WHAT YOU ARE ASKED TO DO: Reproduce every entry exactly.

DATA PROVIDED:

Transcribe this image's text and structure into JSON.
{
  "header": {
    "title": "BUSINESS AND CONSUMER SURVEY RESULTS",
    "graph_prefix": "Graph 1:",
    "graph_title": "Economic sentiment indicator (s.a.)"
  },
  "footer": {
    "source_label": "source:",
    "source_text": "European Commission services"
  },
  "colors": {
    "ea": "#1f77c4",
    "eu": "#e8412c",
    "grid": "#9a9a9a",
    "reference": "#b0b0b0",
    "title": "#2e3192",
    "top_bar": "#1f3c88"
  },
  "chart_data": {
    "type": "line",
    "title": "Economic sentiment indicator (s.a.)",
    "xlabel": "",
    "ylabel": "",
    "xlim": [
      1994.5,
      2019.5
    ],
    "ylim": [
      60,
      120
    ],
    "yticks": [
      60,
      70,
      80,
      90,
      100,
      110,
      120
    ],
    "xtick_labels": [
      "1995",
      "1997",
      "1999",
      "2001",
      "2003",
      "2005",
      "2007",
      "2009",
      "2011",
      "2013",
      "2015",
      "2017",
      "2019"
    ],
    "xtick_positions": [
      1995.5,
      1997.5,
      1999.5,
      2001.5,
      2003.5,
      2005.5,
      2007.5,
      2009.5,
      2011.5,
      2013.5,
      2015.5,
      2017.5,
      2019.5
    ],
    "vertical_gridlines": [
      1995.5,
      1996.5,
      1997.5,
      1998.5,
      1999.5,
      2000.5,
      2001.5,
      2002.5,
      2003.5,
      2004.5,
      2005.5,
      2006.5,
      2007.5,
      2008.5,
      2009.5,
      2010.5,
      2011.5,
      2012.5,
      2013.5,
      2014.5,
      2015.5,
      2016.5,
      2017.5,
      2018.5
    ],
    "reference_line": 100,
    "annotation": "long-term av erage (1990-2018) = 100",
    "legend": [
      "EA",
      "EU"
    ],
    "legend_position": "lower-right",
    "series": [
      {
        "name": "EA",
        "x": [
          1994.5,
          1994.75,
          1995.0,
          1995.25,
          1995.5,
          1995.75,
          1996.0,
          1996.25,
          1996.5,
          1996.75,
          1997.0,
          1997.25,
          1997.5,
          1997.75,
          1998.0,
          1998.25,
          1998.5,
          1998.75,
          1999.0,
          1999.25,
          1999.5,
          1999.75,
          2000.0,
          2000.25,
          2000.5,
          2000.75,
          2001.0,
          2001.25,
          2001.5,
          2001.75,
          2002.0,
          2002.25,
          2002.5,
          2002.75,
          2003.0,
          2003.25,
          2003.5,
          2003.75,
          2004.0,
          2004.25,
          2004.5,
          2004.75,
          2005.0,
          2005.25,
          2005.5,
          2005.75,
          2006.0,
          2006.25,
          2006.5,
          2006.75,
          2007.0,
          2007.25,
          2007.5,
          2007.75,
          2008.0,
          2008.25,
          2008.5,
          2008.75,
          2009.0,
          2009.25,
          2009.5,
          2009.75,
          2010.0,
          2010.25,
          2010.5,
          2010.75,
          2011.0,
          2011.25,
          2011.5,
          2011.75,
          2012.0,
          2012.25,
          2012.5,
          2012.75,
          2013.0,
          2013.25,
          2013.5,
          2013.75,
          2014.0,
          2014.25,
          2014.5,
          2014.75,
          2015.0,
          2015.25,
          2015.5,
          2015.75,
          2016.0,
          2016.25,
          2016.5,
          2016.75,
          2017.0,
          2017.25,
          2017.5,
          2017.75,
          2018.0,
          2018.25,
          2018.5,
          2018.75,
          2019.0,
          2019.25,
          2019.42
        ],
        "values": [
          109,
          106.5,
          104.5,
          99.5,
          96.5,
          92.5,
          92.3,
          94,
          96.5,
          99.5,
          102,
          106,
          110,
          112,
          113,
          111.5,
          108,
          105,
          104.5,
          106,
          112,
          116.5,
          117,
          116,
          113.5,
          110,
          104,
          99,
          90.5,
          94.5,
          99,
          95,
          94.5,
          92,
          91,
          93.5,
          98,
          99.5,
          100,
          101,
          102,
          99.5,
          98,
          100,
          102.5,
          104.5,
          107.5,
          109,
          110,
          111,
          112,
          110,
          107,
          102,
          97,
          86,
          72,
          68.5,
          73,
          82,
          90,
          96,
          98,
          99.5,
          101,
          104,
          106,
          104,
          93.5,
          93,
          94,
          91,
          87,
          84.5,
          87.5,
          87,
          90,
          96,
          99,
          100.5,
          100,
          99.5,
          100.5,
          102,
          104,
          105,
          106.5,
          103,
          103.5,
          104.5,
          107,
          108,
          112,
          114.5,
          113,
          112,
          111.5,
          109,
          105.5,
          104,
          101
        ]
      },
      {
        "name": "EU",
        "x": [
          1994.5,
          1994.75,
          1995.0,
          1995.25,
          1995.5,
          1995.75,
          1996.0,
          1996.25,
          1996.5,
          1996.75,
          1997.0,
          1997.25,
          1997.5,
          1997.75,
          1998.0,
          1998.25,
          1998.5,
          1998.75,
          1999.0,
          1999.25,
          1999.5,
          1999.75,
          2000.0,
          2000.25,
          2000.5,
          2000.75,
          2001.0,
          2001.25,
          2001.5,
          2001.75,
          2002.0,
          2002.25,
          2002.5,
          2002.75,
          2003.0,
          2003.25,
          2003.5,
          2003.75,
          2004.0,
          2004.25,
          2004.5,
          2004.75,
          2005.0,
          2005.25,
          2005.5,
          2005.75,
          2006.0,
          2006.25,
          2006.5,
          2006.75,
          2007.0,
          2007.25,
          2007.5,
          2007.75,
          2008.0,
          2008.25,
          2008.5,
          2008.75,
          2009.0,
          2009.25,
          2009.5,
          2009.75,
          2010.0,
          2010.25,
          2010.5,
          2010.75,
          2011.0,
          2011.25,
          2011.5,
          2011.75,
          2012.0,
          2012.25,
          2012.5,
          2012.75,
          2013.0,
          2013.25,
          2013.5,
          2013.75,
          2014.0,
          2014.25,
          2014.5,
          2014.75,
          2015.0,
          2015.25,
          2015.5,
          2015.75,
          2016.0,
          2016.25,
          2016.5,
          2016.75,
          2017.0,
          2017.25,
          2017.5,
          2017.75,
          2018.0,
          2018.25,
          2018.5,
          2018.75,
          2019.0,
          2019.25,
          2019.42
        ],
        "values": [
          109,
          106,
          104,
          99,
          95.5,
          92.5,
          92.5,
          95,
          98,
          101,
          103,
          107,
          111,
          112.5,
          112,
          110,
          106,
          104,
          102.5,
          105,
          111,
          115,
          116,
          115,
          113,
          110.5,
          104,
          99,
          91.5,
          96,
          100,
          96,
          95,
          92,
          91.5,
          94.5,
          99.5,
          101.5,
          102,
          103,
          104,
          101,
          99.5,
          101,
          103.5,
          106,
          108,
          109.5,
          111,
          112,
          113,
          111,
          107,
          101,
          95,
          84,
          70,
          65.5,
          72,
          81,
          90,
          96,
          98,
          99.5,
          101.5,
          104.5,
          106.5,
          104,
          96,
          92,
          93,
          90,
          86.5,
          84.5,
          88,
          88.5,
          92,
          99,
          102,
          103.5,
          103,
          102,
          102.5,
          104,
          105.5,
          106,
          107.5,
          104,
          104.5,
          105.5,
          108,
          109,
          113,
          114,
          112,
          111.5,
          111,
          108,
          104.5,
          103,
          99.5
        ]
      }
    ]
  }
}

SOLUTION:
Transcribe this image's text and structure into JSON.
{
  "header": {
    "title": "BUSINESS AND CONSUMER SURVEY RESULTS",
    "graph_prefix": "Graph 1:",
    "graph_title": "Economic sentiment indicator (s.a.)"
  },
  "footer": {
    "source_label": "source:",
    "source_text": "European Commission services"
  },
  "colors": {
    "ea": "#1f77c4",
    "eu": "#e8412c",
    "grid": "#9a9a9a",
    "reference": "#b0b0b0",
    "title": "#2e3192",
    "top_bar": "#1f3c88"
  },
  "chart_data": {
    "type": "line",
    "title": "Economic sentiment indicator (s.a.)",
    "xlabel": "",
    "ylabel": "",
    "xlim": [
      1994.5,
      2019.5
    ],
    "ylim": [
      60,
      120
    ],
    "yticks": [
      60,
      70,
      80,
      90,
      100,
      110,
      120
    ],
    "xtick_labels": [
      "1995",
      "1997",
      "1999",
      "2001",
      "2003",
      "2005",
      "2007",
      "2009",
      "2011",
      "2013",
      "2015",
      "2017",
      "2019"
    ],
    "xtick_positions": [
      1995.5,
      1997.5,
      1999.5,
      2001.5,
      2003.5,
      2005.5,
      2007.5,
      2009.5,
      2011.5,
      2013.5,
      2015.5,
      2017.5,
      2019.5
    ],
    "vertical_gridlines": [
      1995.5,
      1996.5,
      1997.5,
      1998.5,
      1999.5,
      2000.5,
      2001.5,
      2002.5,
      2003.5,
      2004.5,
      2005.5,
      2006.5,
      2007.5,
      2008.5,
      2009.5,
      2010.5,
      2011.5,
      2012.5,
      2013.5,
      2014.5,
      2015.5,
      2016.5,
      2017.5,
      2018.5
    ],
    "reference_line": 100,
    "annotation": "long-term av erage (1990-2018) = 100",
    "legend": [
      "EA",
      "EU"
    ],
    "legend_position": "lower-right",
    "series": [
      {
        "name": "EA",
        "x": [
          1994.5,
          1994.75,
          1995.0,
          1995.25,
          1995.5,
          1995.75,
          1996.0,
          1996.25,
          1996.5,
          1996.75,
          1997.0,
          1997.25,
          1997.5,
          1997.75,
          1998.0,
          1998.25,
          1998.5,
          1998.75,
          1999.0,
          1999.25,
          1999.5,
          1999.75,
          2000.0,
          2000.25,
          2000.5,
          2000.75,
          2001.0,
          2001.25,
          2001.5,
          2001.75,
          2002.0,
          2002.25,
          2002.5,
          2002.75,
          2003.0,
          2003.25,
          2003.5,
          2003.75,
          2004.0,
          2004.25,
          2004.5,
          2004.75,
          2005.0,
          2005.25,
          2005.5,
          2005.75,
          2006.0,
          2006.25,
          2006.5,
          2006.75,
          2007.0,
          2007.25,
          2007.5,
          2007.75,
          2008.0,
          2008.25,
          2008.5,
          2008.75,
          2009.0,
          2009.25,
          2009.5,
          2009.75,
          2010.0,
          2010.25,
          2010.5,
          2010.75,
          2011.0,
          2011.25,
          2011.5,
          2011.75,
          2012.0,
          2012.25,
          2012.5,
          2012.75,
          2013.0,
          2013.25,
          2013.5,
          2013.75,
          2014.0,
          2014.25,
          2014.5,
          2014.75,
          2015.0,
          2015.25,
          2015.5,
          2015.75,
          2016.0,
          2016.25,
          2016.5,
          2016.75,
          2017.0,
          2017.25,
          2017.5,
          2017.75,
          2018.0,
          2018.25,
          2018.5,
          2018.75,
          2019.0,
          2019.25,
          2019.42
        ],
        "values": [
          109,
          106.5,
          104.5,
          99.5,
          96.5,
          92.5,
          92.3,
          94,
          96.5,
          99.5,
          102,
          106,
          110,
          112,
          113,
          111.5,
          108,
          105,
          104.5,
          106,
          112,
          116.5,
          117,
          116,
          113.5,
          110,
          104,
          99,
          90.5,
          94.5,
          99,
          95,
          94.5,
          92,
          91,
          93.5,
          98,
          99.5,
          100,
          101,
          102,
          99.5,
          98,
          100,
          102.5,
          104.5,
          107.5,
          109,
          110,
          111,
          112,
          110,
          107,
          102,
          97,
          86,
          72,
          68.5,
          73,
          82,
          90,
          96,
          98,
          99.5,
          101,
          104,
          106,
          104,
          93.5,
          93,
          94,
          91,
          87,
          84.5,
          87.5,
          87,
          90,
          96,
          99,
          100.5,
          100,
          99.5,
          100.5,
          102,
          104,
          105,
          106.5,
          103,
          103.5,
          104.5,
          107,
          108,
          112,
          114.5,
          113,
          112,
          111.5,
          109,
          105.5,
          104,
          101
        ]
      },
      {
        "name": "EU",
        "x": [
          1994.5,
          1994.75,
          1995.0,
          1995.25,
          1995.5,
          1995.75,
          1996.0,
          1996.25,
          1996.5,
          1996.75,
          1997.0,
          1997.25,
          1997.5,
          1997.75,
          1998.0,
          1998.25,
          1998.5,
          1998.75,
          1999.0,
          1999.25,
          1999.5,
          1999.75,
          2000.0,
          2000.25,
          2000.5,
          2000.75,
          2001.0,
          2001.25,
          2001.5,
          2001.75,
          2002.0,
          2002.25,
          2002.5,
          2002.75,
          2003.0,
          2003.25,
          2003.5,
          2003.75,
          2004.0,
          2004.25,
          2004.5,
          2004.75,
          2005.0,
          2005.25,
          2005.5,
          2005.75,
          2006.0,
          2006.25,
          2006.5,
          2006.75,
          2007.0,
          2007.25,
          2007.5,
          2007.75,
          2008.0,
          2008.25,
          2008.5,
          2008.75,
          2009.0,
          2009.25,
          2009.5,
          2009.75,
          2010.0,
          2010.25,
          2010.5,
          2010.75,
          2011.0,
          2011.25,
          2011.5,
          2011.75,
          2012.0,
          2012.25,
          2012.5,
          2012.75,
          2013.0,
          2013.25,
          2013.5,
          2013.75,
          2014.0,
          2014.25,
          2014.5,
          2014.75,
          2015.0,
          2015.25,
          2015.5,
          2015.75,
          2016.0,
          2016.25,
          2016.5,
          2016.75,
          2017.0,
          2017.25,
          2017.5,
          2017.75,
          2018.0,
          2018.25,
          2018.5,
          2018.75,
          2019.0,
          2019.25,
          2019.42
        ],
        "values": [
          109,
          106,
          104,
          99,
          95.5,
          92.5,
          92.5,
          95,
          98,
          101,
          103,
          107,
          111,
          112.5,
          112,
          110,
          106,
          104,
          102.5,
          105,
          111,
          115,
          116,
          115,
          113,
          110.5,
          104,
          99,
          91.5,
          96,
          100,
          96,
          95,
          92,
          91.5,
          94.5,
          99.5,
          101.5,
          102,
          103,
          104,
          101,
          99.5,
          101,
          103.5,
          106,
          108,
          109.5,
          111,
          112,
          113,
          111,
          107,
          101,
          95,
          84,
          70,
          65.5,
          72,
          81,
          90,
          96,
          98,
          99.5,
          101.5,
          104.5,
          106.5,
          104,
          96,
          92,
          93,
          90,
          86.5,
          84.5,
          88,
          88.5,
          92,
          99,
          102,
          103.5,
          103,
          102,
          102.5,
          104,
          105.5,
          106,
          107.5,
          104,
          104.5,
          105.5,
          108,
          109,
          113,
          114,
          112,
          111.5,
          111,
          108,
          104.5,
          103,
          99.5
        ]
      }
    ]
  }
}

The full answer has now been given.